Reproduce the lines of the material starting at the line that contains "Give me the" and ending at the line that contains "header-bar: Sistem Rekomendasi", substituting "Lecturer" for "Dosen" throughout and leaving everything else unchanged.

--- BEGIN Data listing ---

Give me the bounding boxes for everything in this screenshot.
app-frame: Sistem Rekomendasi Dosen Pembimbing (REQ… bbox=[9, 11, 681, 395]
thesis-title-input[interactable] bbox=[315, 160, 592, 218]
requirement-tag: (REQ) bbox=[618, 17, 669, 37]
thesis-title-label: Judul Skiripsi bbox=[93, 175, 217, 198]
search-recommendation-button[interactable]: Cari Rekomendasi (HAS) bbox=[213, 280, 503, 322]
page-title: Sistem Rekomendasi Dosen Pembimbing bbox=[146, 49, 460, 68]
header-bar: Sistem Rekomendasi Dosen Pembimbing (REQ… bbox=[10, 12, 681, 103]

--- END Data listing ---
--- BEGIN Data listing ---

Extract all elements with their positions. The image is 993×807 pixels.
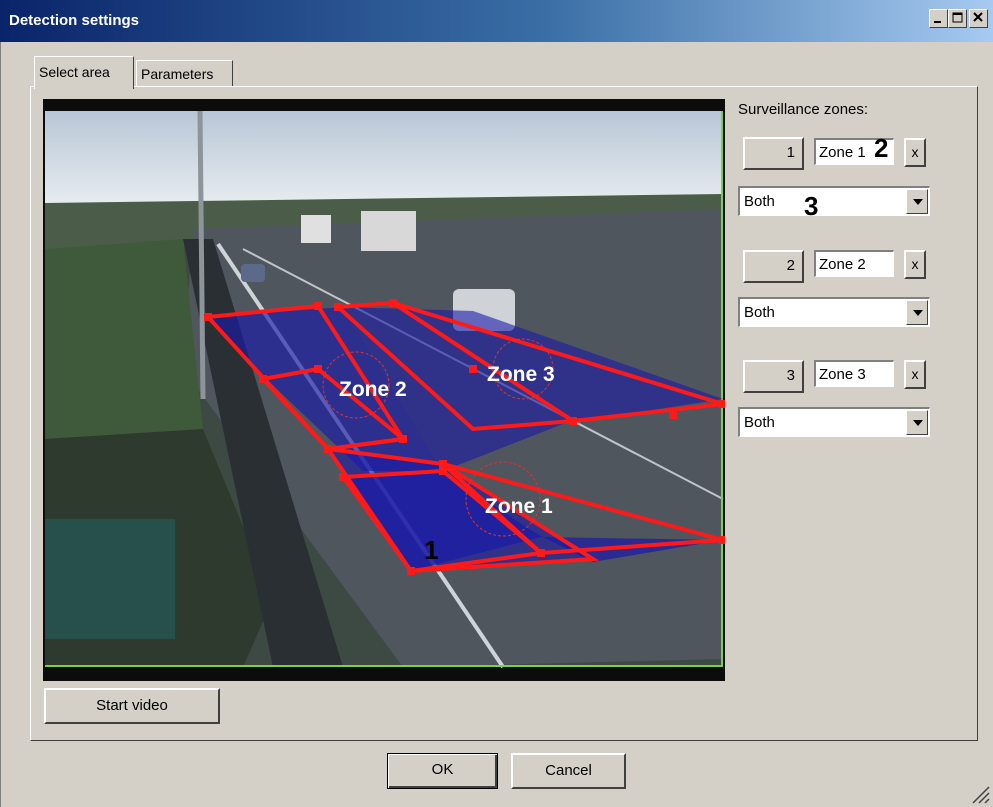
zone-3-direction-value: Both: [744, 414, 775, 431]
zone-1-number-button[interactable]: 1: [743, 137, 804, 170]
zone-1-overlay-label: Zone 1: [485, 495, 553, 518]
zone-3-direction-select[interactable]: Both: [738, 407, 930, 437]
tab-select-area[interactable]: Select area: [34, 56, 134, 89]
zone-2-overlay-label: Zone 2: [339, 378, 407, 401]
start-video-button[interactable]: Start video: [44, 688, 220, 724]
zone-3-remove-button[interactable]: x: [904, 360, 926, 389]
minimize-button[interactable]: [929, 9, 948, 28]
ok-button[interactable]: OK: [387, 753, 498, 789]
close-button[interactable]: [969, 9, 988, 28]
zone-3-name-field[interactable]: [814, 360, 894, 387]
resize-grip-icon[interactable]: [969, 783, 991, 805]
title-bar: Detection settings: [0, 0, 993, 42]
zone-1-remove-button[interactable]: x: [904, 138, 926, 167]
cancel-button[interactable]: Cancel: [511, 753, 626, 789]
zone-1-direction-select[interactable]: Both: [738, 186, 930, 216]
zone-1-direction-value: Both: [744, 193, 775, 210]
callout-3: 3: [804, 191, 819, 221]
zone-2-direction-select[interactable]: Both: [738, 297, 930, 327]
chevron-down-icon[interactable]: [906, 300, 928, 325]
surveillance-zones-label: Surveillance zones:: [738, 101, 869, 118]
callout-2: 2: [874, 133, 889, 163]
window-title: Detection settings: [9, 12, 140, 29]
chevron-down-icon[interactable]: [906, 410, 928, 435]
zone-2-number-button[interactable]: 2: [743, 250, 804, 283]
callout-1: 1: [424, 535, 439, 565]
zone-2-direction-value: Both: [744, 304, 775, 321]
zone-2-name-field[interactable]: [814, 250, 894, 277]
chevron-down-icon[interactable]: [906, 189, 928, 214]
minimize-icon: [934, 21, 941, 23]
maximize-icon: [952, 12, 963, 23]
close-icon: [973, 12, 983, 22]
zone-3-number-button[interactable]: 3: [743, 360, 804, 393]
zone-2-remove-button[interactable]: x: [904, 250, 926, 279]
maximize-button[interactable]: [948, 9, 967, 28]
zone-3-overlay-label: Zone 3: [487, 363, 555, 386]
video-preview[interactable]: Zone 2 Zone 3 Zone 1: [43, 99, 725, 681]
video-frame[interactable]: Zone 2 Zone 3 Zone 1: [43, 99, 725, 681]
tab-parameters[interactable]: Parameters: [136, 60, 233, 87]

--- END Data listing ---
--- BEGIN Data listing ---

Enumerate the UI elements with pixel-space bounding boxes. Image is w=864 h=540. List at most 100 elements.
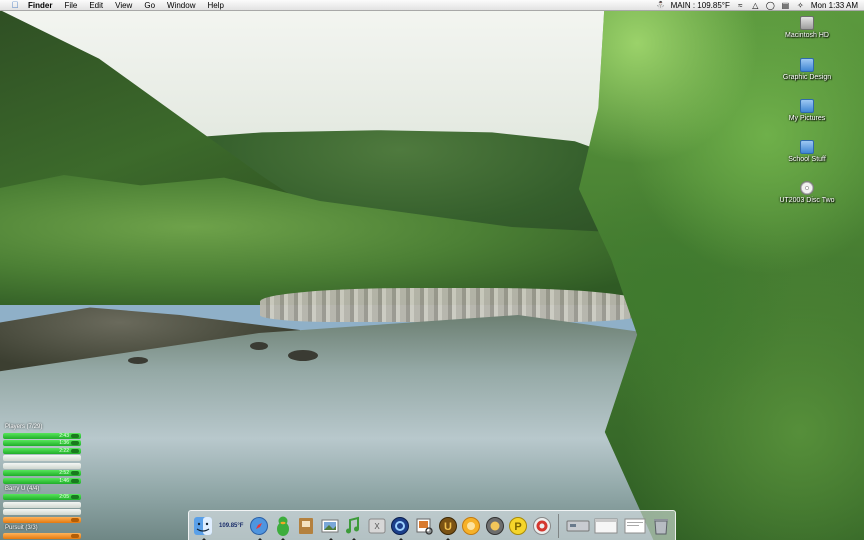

--- END Data listing ---

# Complete output
Give me the bounding boxes for everything in this screenshot.
app-frame: Sistem Rekomendasi Lecturer Pembimbing (REQ… bbox=[9, 11, 681, 395]
thesis-title-input[interactable] bbox=[315, 160, 592, 218]
requirement-tag: (REQ) bbox=[618, 17, 669, 37]
thesis-title-label: Judul Skiripsi bbox=[93, 175, 217, 198]
search-recommendation-button[interactable]: Cari Rekomendasi (HAS) bbox=[213, 280, 503, 322]
page-title: Sistem Rekomendasi Lecturer Pembimbing bbox=[146, 49, 460, 68]
header-bar: Sistem Rekomendasi Lecturer Pembimbing (REQ… bbox=[10, 12, 681, 103]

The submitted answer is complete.